## INPUT MATERIAL
+ + + + +
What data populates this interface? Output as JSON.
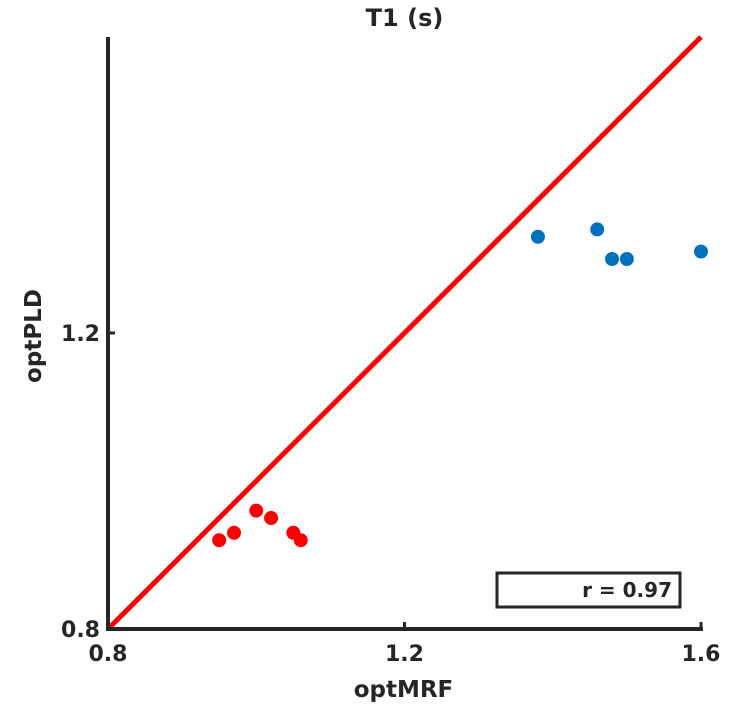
{
  "chart_data": {
    "type": "scatter",
    "title": "T1 (s)",
    "xlabel": "optMRF",
    "ylabel": "optPLD",
    "xlim": [
      0.8,
      1.6
    ],
    "ylim": [
      0.8,
      1.6
    ],
    "xticks": [
      "0.8",
      "1.2",
      "1.6"
    ],
    "yticks": [
      "0.8",
      "1.2"
    ],
    "grid": false,
    "series": [
      {
        "color": "#0072BD",
        "x": [
          1.38,
          1.46,
          1.48,
          1.5,
          1.6
        ],
        "y": [
          1.33,
          1.34,
          1.3,
          1.3,
          1.31
        ]
      },
      {
        "color": "#FF0000",
        "x": [
          0.95,
          0.97,
          1.0,
          1.02,
          1.05,
          1.06
        ],
        "y": [
          0.92,
          0.93,
          0.96,
          0.95,
          0.93,
          0.92
        ]
      }
    ],
    "identity_line": {
      "color": "#FF0000",
      "x": [
        0.8,
        1.6
      ],
      "y": [
        0.8,
        1.6
      ]
    },
    "annotation": {
      "text": "r = 0.97",
      "placement": "bottom-right"
    }
  }
}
+ + + + +
## WHAT IS REQUIRED
Above are records to transcribe exactly; leave their pictures out.

## WORKED SOLUTION
What data populates this interface? Output as JSON.
{
  "chart_data": {
    "type": "scatter",
    "title": "T1 (s)",
    "xlabel": "optMRF",
    "ylabel": "optPLD",
    "xlim": [
      0.8,
      1.6
    ],
    "ylim": [
      0.8,
      1.6
    ],
    "xticks": [
      "0.8",
      "1.2",
      "1.6"
    ],
    "yticks": [
      "0.8",
      "1.2"
    ],
    "grid": false,
    "series": [
      {
        "color": "#0072BD",
        "x": [
          1.38,
          1.46,
          1.48,
          1.5,
          1.6
        ],
        "y": [
          1.33,
          1.34,
          1.3,
          1.3,
          1.31
        ]
      },
      {
        "color": "#FF0000",
        "x": [
          0.95,
          0.97,
          1.0,
          1.02,
          1.05,
          1.06
        ],
        "y": [
          0.92,
          0.93,
          0.96,
          0.95,
          0.93,
          0.92
        ]
      }
    ],
    "identity_line": {
      "color": "#FF0000",
      "x": [
        0.8,
        1.6
      ],
      "y": [
        0.8,
        1.6
      ]
    },
    "annotation": {
      "text": "r = 0.97",
      "placement": "bottom-right"
    }
  }
}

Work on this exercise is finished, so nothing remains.